— begin Data provided —

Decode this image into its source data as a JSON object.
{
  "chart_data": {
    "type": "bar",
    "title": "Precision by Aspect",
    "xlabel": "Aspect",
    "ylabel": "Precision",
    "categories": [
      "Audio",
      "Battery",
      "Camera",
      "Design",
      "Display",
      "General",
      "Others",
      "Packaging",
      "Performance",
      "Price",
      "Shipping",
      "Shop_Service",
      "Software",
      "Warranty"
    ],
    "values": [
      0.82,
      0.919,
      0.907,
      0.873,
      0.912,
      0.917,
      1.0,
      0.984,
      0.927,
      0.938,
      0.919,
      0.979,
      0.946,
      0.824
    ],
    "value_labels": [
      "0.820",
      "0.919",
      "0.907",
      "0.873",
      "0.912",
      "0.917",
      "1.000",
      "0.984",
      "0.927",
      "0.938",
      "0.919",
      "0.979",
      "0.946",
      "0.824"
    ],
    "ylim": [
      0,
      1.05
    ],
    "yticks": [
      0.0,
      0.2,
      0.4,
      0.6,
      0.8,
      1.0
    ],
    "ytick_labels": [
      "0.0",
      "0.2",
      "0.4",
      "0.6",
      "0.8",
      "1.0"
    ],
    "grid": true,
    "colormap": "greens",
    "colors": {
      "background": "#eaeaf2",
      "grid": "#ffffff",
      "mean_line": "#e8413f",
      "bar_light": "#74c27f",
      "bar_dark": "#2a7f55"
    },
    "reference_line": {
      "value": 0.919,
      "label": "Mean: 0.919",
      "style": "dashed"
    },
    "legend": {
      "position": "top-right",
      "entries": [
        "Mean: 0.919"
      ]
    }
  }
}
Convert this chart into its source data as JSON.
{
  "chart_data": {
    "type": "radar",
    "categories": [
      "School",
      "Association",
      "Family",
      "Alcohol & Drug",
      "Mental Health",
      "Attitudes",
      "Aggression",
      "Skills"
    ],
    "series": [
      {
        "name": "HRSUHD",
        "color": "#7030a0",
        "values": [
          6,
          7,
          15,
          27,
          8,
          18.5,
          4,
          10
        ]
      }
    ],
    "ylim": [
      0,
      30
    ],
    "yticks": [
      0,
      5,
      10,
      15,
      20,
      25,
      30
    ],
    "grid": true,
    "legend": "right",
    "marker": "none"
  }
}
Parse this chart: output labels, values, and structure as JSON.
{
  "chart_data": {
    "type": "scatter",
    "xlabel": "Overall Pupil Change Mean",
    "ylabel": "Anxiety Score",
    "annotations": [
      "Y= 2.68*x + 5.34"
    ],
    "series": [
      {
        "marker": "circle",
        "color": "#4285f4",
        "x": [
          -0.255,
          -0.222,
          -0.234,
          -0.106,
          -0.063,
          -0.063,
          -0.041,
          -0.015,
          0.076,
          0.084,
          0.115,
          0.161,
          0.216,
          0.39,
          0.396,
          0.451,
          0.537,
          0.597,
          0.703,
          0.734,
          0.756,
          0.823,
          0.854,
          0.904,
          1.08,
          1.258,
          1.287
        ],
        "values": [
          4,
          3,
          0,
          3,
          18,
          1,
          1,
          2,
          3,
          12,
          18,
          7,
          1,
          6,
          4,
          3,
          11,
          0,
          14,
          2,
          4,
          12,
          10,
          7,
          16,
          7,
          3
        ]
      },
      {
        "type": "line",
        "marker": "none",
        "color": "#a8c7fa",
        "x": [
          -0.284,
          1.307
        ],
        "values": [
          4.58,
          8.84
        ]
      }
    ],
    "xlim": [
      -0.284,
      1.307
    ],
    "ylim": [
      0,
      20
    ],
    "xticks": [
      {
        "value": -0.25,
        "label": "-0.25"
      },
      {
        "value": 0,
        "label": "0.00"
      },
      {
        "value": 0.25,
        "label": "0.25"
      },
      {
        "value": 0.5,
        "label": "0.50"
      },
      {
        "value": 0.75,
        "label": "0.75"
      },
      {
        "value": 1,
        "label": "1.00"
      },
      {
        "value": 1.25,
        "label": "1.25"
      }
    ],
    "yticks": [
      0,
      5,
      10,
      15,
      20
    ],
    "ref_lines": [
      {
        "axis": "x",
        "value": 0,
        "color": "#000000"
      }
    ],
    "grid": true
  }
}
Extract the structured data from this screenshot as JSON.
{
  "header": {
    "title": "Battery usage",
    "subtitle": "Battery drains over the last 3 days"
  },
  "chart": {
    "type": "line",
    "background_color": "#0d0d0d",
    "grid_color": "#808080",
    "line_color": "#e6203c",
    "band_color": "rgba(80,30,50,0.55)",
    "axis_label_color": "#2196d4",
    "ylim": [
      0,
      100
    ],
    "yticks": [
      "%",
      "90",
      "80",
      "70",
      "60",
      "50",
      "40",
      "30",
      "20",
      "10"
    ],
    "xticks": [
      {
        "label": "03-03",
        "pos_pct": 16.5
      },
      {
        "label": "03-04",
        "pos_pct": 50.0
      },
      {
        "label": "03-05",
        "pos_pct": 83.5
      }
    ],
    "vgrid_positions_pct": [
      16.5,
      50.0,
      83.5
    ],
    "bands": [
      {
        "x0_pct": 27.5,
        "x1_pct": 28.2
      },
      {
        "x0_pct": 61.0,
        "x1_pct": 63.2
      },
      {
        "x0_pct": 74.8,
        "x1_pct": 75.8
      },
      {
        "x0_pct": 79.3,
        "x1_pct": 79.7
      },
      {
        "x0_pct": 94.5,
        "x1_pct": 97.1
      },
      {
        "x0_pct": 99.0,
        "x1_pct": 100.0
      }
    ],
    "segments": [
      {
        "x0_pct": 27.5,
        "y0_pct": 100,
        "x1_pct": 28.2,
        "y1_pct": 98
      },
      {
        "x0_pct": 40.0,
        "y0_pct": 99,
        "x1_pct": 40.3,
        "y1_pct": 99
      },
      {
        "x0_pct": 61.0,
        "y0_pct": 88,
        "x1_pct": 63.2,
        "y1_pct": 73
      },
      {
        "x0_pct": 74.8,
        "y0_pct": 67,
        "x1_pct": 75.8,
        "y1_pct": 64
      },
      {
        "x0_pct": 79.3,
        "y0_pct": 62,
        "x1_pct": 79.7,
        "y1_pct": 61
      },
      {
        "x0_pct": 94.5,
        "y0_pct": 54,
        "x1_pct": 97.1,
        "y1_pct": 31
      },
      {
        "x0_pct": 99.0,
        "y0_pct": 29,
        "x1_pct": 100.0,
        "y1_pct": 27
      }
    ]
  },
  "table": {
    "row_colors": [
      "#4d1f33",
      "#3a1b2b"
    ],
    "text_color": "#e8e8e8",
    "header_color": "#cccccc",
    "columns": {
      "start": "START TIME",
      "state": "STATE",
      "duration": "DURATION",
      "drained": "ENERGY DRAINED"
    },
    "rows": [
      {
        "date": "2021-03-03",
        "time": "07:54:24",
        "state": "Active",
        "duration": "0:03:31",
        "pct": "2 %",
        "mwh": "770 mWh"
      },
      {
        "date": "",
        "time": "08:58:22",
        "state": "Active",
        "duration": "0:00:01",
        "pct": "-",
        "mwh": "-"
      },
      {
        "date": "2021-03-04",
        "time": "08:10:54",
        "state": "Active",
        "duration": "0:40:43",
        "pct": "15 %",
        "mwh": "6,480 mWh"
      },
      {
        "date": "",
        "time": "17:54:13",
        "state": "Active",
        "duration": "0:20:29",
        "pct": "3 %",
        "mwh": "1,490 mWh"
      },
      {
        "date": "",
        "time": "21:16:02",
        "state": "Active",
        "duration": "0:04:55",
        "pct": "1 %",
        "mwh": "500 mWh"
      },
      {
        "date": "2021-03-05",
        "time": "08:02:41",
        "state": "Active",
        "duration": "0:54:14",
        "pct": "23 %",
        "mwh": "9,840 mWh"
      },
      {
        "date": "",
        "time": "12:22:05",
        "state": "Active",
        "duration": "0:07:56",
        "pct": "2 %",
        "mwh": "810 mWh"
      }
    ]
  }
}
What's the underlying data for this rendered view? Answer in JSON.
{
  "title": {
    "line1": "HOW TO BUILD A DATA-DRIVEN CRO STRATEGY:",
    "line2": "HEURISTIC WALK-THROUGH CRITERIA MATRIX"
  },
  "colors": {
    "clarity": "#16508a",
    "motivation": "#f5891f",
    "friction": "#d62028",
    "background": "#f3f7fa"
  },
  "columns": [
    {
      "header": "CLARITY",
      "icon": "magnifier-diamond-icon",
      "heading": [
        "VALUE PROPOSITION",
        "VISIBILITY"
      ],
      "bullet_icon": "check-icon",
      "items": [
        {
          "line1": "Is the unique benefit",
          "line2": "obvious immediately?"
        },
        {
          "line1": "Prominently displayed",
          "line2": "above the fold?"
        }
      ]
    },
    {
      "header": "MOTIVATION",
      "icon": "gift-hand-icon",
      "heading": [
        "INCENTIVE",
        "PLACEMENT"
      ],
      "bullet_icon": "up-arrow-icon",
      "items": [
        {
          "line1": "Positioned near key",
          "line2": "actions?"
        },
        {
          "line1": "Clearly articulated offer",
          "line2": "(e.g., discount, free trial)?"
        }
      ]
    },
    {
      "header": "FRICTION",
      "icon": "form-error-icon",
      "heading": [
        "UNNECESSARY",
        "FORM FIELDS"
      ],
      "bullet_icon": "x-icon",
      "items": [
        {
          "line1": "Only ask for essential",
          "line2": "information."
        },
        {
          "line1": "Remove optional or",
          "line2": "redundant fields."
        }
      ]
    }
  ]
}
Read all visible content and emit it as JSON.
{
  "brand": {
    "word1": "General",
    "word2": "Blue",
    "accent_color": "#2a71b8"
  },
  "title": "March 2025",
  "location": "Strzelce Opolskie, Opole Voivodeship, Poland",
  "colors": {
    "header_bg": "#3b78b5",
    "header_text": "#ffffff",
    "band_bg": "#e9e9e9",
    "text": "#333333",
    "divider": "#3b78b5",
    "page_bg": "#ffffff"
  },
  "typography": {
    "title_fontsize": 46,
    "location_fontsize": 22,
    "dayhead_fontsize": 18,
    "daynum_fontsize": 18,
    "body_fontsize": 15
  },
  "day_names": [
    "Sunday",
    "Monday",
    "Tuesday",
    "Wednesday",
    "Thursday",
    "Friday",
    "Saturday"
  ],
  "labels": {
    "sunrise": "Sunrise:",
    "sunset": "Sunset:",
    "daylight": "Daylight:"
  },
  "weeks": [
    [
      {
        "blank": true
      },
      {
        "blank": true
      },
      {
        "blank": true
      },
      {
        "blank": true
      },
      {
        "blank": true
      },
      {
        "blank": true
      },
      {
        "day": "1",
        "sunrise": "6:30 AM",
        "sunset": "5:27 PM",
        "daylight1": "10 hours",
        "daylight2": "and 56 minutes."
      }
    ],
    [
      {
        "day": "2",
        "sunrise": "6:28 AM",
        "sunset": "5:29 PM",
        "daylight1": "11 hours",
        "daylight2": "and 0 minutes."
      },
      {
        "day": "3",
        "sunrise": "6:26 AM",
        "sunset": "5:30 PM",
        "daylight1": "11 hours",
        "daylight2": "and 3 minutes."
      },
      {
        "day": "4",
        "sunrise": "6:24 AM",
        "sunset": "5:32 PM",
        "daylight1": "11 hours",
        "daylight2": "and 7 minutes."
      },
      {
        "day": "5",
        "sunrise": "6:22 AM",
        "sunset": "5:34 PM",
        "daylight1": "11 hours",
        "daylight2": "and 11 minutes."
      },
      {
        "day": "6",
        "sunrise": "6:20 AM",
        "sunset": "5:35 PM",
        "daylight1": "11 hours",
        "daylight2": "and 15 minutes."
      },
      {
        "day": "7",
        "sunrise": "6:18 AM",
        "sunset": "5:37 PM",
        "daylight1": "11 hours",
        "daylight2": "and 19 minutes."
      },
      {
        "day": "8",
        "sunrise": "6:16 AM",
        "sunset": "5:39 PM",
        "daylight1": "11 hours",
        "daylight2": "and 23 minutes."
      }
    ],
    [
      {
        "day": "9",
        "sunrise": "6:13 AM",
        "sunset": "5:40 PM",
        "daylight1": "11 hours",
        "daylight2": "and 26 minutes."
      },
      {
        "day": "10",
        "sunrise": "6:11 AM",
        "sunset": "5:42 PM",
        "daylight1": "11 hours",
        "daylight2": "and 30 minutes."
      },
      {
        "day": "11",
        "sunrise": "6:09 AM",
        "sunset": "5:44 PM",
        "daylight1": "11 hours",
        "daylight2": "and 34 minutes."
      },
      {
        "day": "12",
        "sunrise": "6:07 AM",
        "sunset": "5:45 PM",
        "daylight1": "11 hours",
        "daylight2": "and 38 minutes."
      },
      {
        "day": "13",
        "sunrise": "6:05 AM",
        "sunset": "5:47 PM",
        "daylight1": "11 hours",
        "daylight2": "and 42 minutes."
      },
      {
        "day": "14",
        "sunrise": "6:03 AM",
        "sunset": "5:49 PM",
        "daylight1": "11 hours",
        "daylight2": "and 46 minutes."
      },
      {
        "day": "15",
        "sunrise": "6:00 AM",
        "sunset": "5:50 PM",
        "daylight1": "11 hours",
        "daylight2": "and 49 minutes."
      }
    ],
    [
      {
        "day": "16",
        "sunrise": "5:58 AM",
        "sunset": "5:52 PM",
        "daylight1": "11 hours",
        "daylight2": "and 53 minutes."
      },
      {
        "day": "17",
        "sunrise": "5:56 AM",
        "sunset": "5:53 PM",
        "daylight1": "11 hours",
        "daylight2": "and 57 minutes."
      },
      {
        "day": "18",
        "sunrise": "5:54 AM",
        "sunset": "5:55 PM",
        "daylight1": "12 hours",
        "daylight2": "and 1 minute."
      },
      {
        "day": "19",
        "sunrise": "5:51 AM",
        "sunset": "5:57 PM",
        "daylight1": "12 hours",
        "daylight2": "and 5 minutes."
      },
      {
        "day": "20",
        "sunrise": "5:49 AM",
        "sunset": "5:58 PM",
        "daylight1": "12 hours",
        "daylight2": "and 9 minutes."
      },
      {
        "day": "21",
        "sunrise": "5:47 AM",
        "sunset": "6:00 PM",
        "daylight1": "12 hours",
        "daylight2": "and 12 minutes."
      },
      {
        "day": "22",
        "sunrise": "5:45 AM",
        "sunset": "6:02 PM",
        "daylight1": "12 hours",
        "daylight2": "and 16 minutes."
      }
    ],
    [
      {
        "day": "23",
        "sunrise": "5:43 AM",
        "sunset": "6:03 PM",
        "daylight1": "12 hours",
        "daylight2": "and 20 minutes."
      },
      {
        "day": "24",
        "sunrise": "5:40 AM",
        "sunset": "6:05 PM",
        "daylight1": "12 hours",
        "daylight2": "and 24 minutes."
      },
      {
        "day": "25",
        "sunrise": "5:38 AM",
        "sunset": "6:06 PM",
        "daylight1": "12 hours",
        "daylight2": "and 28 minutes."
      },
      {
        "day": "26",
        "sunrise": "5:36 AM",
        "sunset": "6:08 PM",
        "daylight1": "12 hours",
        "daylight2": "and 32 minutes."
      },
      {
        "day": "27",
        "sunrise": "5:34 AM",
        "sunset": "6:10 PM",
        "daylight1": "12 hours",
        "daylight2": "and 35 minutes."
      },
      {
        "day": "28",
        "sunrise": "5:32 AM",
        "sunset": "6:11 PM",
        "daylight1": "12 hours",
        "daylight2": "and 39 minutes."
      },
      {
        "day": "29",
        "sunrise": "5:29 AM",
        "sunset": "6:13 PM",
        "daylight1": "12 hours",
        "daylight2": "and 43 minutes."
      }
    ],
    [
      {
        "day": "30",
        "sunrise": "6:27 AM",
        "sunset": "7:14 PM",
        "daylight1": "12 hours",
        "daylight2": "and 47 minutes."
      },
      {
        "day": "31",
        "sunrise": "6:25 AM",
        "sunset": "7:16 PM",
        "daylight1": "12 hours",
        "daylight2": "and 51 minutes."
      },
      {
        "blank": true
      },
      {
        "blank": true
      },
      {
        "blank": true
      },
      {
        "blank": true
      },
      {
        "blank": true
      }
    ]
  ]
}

— end Data provided —

- [Task brief]
Identify and copy all lines with the word "Precision".

- [Exercise result]
    "title": "Precision by Aspect",
    "ylabel": "Precision",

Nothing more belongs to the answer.